## [Exercise description]
Output the material beneath this task exactly, images excluded.

┌─ Records to process

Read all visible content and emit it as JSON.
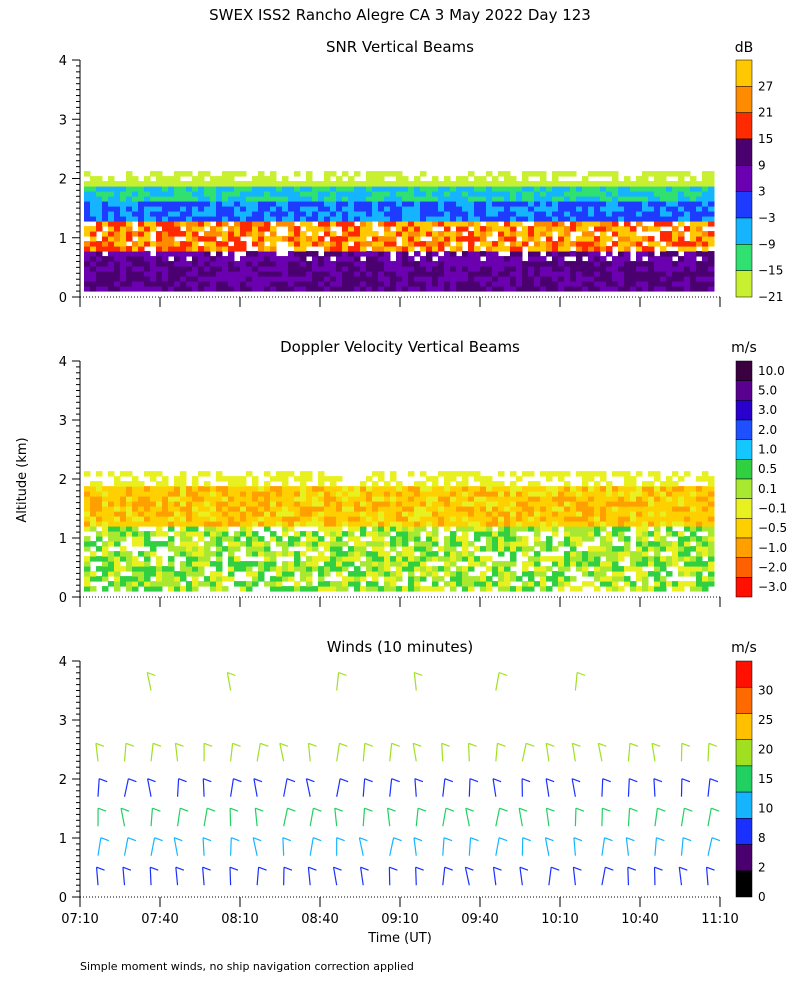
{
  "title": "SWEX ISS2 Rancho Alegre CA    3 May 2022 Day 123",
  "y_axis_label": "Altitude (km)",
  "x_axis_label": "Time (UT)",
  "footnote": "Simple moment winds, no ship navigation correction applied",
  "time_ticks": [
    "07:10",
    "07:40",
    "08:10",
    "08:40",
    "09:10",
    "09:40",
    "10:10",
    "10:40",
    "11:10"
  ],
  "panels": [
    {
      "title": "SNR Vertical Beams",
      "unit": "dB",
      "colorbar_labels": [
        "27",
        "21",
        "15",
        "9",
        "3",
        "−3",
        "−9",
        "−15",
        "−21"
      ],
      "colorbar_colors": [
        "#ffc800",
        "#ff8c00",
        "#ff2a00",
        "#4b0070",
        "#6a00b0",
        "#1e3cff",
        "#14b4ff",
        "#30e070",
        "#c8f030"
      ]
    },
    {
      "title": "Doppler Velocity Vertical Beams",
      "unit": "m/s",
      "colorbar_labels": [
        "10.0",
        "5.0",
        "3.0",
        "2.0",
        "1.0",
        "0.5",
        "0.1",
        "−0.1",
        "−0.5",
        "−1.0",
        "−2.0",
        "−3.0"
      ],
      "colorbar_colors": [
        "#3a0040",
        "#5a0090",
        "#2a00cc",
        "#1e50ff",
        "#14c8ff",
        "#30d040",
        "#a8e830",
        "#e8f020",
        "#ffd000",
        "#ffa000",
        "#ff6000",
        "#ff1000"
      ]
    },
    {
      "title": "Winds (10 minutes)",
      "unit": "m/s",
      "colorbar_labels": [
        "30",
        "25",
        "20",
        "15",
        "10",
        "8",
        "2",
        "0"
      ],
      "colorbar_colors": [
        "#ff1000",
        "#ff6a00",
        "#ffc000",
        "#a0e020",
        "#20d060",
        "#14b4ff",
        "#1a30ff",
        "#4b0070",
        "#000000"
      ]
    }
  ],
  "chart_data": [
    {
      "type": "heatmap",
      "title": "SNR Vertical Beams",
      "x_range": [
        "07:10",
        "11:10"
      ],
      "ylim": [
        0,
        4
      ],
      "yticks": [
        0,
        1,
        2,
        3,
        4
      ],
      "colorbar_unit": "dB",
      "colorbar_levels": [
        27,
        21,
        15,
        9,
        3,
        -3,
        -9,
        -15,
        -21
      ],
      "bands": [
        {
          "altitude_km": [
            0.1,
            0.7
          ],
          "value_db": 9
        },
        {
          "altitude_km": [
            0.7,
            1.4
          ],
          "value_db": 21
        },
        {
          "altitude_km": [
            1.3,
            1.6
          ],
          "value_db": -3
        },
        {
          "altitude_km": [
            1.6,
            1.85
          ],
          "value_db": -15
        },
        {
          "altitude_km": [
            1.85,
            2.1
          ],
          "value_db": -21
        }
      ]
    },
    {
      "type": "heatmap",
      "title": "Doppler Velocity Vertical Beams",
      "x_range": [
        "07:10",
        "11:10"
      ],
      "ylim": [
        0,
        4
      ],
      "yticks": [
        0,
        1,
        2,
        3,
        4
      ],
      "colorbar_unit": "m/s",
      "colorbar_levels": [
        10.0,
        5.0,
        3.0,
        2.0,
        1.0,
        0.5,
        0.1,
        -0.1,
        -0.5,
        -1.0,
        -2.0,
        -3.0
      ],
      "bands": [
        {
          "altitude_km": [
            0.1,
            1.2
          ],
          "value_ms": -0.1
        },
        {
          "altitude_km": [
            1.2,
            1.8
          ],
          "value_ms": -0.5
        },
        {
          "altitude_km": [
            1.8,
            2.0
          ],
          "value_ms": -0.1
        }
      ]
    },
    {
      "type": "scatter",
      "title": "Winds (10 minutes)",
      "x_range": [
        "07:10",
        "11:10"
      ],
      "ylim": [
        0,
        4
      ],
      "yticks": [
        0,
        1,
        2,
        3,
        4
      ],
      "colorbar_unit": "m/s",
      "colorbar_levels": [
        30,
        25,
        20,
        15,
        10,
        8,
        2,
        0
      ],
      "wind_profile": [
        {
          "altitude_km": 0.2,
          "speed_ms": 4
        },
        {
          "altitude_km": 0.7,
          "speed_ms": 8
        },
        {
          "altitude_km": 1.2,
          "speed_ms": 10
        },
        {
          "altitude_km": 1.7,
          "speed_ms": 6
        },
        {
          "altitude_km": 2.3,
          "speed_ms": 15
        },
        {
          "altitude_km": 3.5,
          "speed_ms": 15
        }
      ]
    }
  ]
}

└─

## [Finished answer]
Read all visible content and emit it as JSON.
{
  "title": "SWEX ISS2 Rancho Alegre CA    3 May 2022 Day 123",
  "y_axis_label": "Altitude (km)",
  "x_axis_label": "Time (UT)",
  "footnote": "Simple moment winds, no ship navigation correction applied",
  "time_ticks": [
    "07:10",
    "07:40",
    "08:10",
    "08:40",
    "09:10",
    "09:40",
    "10:10",
    "10:40",
    "11:10"
  ],
  "panels": [
    {
      "title": "SNR Vertical Beams",
      "unit": "dB",
      "colorbar_labels": [
        "27",
        "21",
        "15",
        "9",
        "3",
        "−3",
        "−9",
        "−15",
        "−21"
      ],
      "colorbar_colors": [
        "#ffc800",
        "#ff8c00",
        "#ff2a00",
        "#4b0070",
        "#6a00b0",
        "#1e3cff",
        "#14b4ff",
        "#30e070",
        "#c8f030"
      ]
    },
    {
      "title": "Doppler Velocity Vertical Beams",
      "unit": "m/s",
      "colorbar_labels": [
        "10.0",
        "5.0",
        "3.0",
        "2.0",
        "1.0",
        "0.5",
        "0.1",
        "−0.1",
        "−0.5",
        "−1.0",
        "−2.0",
        "−3.0"
      ],
      "colorbar_colors": [
        "#3a0040",
        "#5a0090",
        "#2a00cc",
        "#1e50ff",
        "#14c8ff",
        "#30d040",
        "#a8e830",
        "#e8f020",
        "#ffd000",
        "#ffa000",
        "#ff6000",
        "#ff1000"
      ]
    },
    {
      "title": "Winds (10 minutes)",
      "unit": "m/s",
      "colorbar_labels": [
        "30",
        "25",
        "20",
        "15",
        "10",
        "8",
        "2",
        "0"
      ],
      "colorbar_colors": [
        "#ff1000",
        "#ff6a00",
        "#ffc000",
        "#a0e020",
        "#20d060",
        "#14b4ff",
        "#1a30ff",
        "#4b0070",
        "#000000"
      ]
    }
  ],
  "chart_data": [
    {
      "type": "heatmap",
      "title": "SNR Vertical Beams",
      "x_range": [
        "07:10",
        "11:10"
      ],
      "ylim": [
        0,
        4
      ],
      "yticks": [
        0,
        1,
        2,
        3,
        4
      ],
      "colorbar_unit": "dB",
      "colorbar_levels": [
        27,
        21,
        15,
        9,
        3,
        -3,
        -9,
        -15,
        -21
      ],
      "bands": [
        {
          "altitude_km": [
            0.1,
            0.7
          ],
          "value_db": 9
        },
        {
          "altitude_km": [
            0.7,
            1.4
          ],
          "value_db": 21
        },
        {
          "altitude_km": [
            1.3,
            1.6
          ],
          "value_db": -3
        },
        {
          "altitude_km": [
            1.6,
            1.85
          ],
          "value_db": -15
        },
        {
          "altitude_km": [
            1.85,
            2.1
          ],
          "value_db": -21
        }
      ]
    },
    {
      "type": "heatmap",
      "title": "Doppler Velocity Vertical Beams",
      "x_range": [
        "07:10",
        "11:10"
      ],
      "ylim": [
        0,
        4
      ],
      "yticks": [
        0,
        1,
        2,
        3,
        4
      ],
      "colorbar_unit": "m/s",
      "colorbar_levels": [
        10.0,
        5.0,
        3.0,
        2.0,
        1.0,
        0.5,
        0.1,
        -0.1,
        -0.5,
        -1.0,
        -2.0,
        -3.0
      ],
      "bands": [
        {
          "altitude_km": [
            0.1,
            1.2
          ],
          "value_ms": -0.1
        },
        {
          "altitude_km": [
            1.2,
            1.8
          ],
          "value_ms": -0.5
        },
        {
          "altitude_km": [
            1.8,
            2.0
          ],
          "value_ms": -0.1
        }
      ]
    },
    {
      "type": "scatter",
      "title": "Winds (10 minutes)",
      "x_range": [
        "07:10",
        "11:10"
      ],
      "ylim": [
        0,
        4
      ],
      "yticks": [
        0,
        1,
        2,
        3,
        4
      ],
      "colorbar_unit": "m/s",
      "colorbar_levels": [
        30,
        25,
        20,
        15,
        10,
        8,
        2,
        0
      ],
      "wind_profile": [
        {
          "altitude_km": 0.2,
          "speed_ms": 4
        },
        {
          "altitude_km": 0.7,
          "speed_ms": 8
        },
        {
          "altitude_km": 1.2,
          "speed_ms": 10
        },
        {
          "altitude_km": 1.7,
          "speed_ms": 6
        },
        {
          "altitude_km": 2.3,
          "speed_ms": 15
        },
        {
          "altitude_km": 3.5,
          "speed_ms": 15
        }
      ]
    }
  ]
}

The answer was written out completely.